● Lesetext:

Genau das macht ein Ultraschallschweißverfahren möglich. „Das funktioniert über gezielt gesteuerte Ultraschall- Schwingungen.“ Aber klingt so eine Idee beim ersten Hören nicht total abgefahren? „Ein bisschen Mut gehört schon dazu“, sagt Kerstin Koch-Ugolini, die das jüngste Kind von Gerhard Koch ist, der das Unternehmen 1958 gründete. Aber es sei auch ein Risiko, sich nichts zu trauen. „Es ist wichtig, Neuentwicklungen zeitnah zu erkennen, oft ist am Ende derjenige der Gewinner, der etwas zuerst entwickelt hat.“ Deshalb lege das Unternehmen großen Wert auf Forschung und Entwicklung. So ist es auch nicht die erste Entwicklung, die das Familienunternehmen gemeinsam mit Ikea umgesetzt hat. „Wer zu Hause ein Billy-Regal hat, der besitzt ziemlich sicher ein mit unseren Maschinen verarbeitetes Möbelstück“, sagt Ann-Kathrin Koch. Sie ist für das Marketing des Unternehmens verantwortlich und die Nichte von Kerstin Koch-Ugolini.

● Arbeitsauftrag:
Können Sie den Lesetext über das Familienunternehmen und sein Ultraschallschweißverfahren im Anschluss an seinen letzten Satz weiterführen? Für die Arbeit am Lesetext spielt das Material keine Rolle.

● Vorliegendes Material:
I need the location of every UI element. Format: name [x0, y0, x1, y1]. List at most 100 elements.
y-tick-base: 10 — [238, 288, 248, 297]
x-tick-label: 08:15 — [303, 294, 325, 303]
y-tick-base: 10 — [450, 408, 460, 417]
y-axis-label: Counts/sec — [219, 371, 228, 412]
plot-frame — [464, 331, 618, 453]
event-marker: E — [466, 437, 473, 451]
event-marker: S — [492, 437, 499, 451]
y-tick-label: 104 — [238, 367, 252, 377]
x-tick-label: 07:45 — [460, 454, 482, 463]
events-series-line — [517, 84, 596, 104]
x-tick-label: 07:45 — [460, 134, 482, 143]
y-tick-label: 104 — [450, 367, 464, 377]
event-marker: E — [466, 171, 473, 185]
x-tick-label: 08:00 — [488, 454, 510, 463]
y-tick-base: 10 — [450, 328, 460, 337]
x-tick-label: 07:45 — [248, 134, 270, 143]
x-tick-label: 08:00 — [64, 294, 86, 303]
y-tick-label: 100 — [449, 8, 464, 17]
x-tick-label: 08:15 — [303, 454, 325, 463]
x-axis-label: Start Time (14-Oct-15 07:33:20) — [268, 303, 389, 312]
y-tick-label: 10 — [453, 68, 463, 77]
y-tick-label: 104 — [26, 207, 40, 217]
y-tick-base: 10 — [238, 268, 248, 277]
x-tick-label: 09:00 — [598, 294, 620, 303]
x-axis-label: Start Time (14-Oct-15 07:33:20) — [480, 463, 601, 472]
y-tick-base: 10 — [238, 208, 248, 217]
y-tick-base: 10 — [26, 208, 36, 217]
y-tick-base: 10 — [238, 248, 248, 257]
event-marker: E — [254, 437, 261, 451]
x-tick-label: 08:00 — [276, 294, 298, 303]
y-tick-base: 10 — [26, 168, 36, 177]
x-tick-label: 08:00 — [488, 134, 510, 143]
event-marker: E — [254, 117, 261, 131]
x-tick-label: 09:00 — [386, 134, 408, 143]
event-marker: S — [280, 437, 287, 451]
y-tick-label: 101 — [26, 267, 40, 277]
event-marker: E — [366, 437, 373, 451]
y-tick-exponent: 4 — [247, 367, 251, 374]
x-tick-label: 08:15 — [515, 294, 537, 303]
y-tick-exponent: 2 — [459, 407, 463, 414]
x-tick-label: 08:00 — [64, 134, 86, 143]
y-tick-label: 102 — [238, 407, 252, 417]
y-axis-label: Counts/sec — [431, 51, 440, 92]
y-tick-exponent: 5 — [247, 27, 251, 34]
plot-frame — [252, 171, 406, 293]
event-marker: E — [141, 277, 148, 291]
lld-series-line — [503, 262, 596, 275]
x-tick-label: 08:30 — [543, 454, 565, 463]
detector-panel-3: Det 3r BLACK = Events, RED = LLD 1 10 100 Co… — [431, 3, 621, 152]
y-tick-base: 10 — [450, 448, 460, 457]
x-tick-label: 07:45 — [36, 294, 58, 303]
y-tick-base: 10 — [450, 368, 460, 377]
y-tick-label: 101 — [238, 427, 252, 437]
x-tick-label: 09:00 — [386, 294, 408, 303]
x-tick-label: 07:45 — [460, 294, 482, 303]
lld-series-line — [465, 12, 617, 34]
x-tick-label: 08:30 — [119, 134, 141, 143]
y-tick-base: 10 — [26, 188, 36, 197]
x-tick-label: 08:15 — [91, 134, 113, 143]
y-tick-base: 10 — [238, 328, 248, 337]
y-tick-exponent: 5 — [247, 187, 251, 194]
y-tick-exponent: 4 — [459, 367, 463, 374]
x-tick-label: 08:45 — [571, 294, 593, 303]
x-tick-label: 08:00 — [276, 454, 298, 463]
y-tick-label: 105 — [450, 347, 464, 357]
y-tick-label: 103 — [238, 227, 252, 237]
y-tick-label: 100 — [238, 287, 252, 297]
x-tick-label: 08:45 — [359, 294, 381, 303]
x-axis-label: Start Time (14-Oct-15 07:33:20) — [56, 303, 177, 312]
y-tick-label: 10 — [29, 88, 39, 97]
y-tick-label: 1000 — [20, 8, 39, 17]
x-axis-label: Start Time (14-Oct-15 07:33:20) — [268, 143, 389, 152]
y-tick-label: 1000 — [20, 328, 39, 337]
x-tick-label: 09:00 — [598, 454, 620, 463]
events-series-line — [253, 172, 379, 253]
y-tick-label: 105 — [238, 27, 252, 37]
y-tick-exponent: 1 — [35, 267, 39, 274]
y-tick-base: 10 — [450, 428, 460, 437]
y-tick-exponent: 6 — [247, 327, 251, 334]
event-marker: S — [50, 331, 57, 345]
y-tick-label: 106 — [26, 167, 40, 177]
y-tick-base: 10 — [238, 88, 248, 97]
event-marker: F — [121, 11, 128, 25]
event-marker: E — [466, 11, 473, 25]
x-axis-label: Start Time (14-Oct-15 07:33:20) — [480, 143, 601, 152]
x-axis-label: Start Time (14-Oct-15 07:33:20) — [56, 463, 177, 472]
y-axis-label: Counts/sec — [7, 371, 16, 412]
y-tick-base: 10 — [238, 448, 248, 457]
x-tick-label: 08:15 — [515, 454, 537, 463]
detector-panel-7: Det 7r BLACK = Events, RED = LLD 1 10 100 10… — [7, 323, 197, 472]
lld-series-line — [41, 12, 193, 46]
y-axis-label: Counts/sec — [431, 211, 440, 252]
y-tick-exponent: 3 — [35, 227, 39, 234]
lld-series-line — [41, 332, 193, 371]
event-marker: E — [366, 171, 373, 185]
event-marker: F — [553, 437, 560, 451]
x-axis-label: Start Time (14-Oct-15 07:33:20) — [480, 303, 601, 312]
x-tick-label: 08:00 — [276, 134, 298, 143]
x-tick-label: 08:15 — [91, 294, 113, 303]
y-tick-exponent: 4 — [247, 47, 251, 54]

● Ergebnis:
Ikea ist nicht der einzige namhafte Kunde des Betriebes, auch Poco steht beispielsweise auf der Liste, genauso wie die Küchenhersteller Häcker und Nobilia aus der Region. Der Umsatz beträgt jährlich rund 50 Millionen Euro, der Exportanteil liegt bei 80 Prozent, ein großer Teil davon geht nach Europa. Koch ist weltweit mit einem Händlernetz vertreten und mit einer Niederlassung in Atlanta in den USA präsent. Dort arbeiten 18 der insgesamt rund 180 Mitarbeiter, von denen sich im Moment ungewöhnlich viele im Werk befinden. „Normalerweise reisen unsere Techniker häufig, zum Beispiel um Maschinen in Betrieb zu nehmen“, sagt Koch-Ugolini. Aufgrund von den mit Corona verbundenen weltweiten Reiseeinschränkungen sei dies im Moment eine Herausforderung. „Wir informieren uns ständig und reisen, wann wir können.“ So seien in diesem Jahr Inbetriebnahmen auch schon per Videokonferenz erfolgt. Geschadet habe Corona dem Unternehmen wirtschaftlich gesehen aber nicht.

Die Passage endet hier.